** start of Information shown **

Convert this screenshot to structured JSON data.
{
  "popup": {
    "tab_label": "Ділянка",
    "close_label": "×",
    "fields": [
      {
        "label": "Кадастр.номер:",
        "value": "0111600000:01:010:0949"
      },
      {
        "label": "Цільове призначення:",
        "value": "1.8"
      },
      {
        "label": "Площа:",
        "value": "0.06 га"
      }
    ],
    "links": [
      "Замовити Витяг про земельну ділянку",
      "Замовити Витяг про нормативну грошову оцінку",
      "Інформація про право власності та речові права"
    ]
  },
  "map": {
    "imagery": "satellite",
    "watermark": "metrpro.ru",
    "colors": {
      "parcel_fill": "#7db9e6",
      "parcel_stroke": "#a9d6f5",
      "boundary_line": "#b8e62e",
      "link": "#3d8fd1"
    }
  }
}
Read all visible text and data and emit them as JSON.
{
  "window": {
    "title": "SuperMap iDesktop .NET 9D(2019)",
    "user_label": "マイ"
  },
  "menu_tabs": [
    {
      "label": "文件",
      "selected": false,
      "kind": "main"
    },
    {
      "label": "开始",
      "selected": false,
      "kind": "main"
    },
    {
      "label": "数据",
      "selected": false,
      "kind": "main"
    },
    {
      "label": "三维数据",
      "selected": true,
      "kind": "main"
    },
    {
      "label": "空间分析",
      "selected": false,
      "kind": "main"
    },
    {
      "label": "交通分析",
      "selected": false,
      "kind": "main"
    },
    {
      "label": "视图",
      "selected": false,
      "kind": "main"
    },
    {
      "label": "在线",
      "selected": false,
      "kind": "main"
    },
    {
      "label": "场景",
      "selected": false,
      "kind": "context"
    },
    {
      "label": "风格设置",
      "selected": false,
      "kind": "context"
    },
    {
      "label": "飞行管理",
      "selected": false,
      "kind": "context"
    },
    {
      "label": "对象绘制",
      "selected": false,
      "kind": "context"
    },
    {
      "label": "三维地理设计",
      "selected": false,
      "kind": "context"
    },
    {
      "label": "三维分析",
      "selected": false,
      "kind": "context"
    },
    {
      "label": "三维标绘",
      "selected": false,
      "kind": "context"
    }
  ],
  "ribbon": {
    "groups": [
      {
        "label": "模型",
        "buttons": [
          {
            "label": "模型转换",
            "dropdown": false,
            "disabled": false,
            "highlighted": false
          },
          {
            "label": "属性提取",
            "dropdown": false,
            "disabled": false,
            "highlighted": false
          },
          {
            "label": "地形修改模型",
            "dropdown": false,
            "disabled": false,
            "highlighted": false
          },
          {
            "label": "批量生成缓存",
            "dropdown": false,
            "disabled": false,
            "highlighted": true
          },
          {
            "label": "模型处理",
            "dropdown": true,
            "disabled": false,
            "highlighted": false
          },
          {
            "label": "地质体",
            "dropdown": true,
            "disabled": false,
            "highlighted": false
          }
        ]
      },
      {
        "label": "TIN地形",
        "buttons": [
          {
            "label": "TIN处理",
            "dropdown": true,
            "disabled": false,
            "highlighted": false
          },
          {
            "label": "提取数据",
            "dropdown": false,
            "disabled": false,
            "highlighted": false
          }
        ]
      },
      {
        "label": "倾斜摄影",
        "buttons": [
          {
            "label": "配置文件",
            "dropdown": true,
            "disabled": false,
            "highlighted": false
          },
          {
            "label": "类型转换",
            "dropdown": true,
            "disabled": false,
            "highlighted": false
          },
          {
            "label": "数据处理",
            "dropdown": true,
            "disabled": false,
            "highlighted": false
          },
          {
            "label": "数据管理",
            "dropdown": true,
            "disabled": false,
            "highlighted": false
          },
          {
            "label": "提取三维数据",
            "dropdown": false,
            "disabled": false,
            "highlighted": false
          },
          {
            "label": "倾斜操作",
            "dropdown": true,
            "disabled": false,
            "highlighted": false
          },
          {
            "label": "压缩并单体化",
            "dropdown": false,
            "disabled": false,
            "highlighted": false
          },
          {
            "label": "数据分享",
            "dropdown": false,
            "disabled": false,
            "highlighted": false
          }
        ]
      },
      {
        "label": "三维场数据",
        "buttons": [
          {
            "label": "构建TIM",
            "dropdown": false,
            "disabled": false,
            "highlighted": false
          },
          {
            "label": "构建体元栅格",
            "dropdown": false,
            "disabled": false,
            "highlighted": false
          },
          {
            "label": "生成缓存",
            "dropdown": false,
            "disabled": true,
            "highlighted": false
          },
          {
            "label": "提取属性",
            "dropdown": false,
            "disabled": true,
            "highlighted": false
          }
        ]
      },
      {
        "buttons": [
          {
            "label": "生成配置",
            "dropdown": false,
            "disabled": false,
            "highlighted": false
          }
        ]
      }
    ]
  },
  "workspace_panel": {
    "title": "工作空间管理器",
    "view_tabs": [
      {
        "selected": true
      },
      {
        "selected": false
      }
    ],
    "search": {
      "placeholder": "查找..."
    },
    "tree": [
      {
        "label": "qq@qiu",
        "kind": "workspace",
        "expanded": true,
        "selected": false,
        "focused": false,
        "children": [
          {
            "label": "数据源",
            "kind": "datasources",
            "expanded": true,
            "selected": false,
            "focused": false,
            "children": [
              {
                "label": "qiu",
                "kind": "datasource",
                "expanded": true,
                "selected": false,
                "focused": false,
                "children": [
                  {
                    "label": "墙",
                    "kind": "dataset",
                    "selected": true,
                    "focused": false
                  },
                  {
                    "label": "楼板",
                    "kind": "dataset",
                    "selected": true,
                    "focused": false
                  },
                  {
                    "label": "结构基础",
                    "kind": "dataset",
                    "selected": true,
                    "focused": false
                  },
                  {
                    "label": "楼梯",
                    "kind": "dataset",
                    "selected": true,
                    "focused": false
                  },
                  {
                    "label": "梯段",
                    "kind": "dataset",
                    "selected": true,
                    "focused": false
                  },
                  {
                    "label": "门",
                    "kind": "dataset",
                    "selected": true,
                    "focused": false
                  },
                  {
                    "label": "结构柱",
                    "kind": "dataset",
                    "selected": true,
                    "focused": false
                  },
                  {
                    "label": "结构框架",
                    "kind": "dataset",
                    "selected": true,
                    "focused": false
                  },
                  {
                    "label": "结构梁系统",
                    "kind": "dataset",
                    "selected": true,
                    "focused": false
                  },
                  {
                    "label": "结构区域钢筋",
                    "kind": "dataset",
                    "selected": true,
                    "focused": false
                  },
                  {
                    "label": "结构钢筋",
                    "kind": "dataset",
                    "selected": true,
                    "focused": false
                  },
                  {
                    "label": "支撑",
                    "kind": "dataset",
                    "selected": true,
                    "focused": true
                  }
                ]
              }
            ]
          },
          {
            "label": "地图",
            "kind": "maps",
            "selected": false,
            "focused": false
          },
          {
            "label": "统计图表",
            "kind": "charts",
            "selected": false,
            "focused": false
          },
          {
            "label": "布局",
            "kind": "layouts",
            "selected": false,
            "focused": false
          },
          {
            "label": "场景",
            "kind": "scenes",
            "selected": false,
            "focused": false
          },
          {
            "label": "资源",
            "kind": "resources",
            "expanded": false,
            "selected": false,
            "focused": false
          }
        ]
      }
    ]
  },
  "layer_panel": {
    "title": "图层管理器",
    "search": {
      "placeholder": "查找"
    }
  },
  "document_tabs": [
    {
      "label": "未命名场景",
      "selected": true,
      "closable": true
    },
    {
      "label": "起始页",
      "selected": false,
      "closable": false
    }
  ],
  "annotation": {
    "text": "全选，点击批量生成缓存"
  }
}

** end of Information shown **
** start of Information shown **

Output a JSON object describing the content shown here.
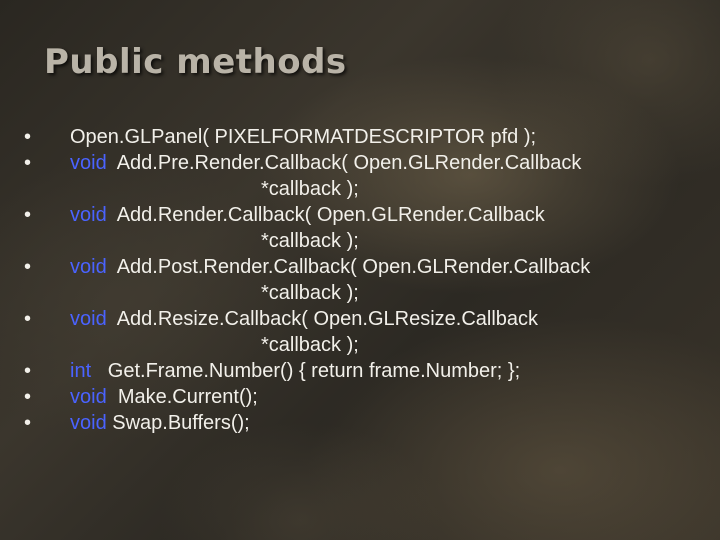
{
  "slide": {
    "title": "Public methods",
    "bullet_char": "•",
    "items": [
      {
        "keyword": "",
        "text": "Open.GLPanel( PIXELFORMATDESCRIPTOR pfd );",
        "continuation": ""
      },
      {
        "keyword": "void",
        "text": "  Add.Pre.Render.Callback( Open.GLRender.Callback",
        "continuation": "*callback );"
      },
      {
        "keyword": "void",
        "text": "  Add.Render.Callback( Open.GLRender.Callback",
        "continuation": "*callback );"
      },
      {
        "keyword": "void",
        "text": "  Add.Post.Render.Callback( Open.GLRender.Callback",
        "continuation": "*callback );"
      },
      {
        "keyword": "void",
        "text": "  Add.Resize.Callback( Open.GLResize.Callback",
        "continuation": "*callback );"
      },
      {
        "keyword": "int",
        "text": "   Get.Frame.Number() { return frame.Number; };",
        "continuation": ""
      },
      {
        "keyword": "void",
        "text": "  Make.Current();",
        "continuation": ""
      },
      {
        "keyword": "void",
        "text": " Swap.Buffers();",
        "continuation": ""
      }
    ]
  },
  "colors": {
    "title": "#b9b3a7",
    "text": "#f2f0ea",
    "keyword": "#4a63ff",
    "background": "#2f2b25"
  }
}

** end of Information shown **

## Short task
Lines of the material that contain the word "Render" are to be gathered.

## The solution
        "text": "  Add.Pre.Render.Callback( Open.GLRender.Callback",
        "text": "  Add.Render.Callback( Open.GLRender.Callback",
        "text": "  Add.Post.Render.Callback( Open.GLRender.Callback",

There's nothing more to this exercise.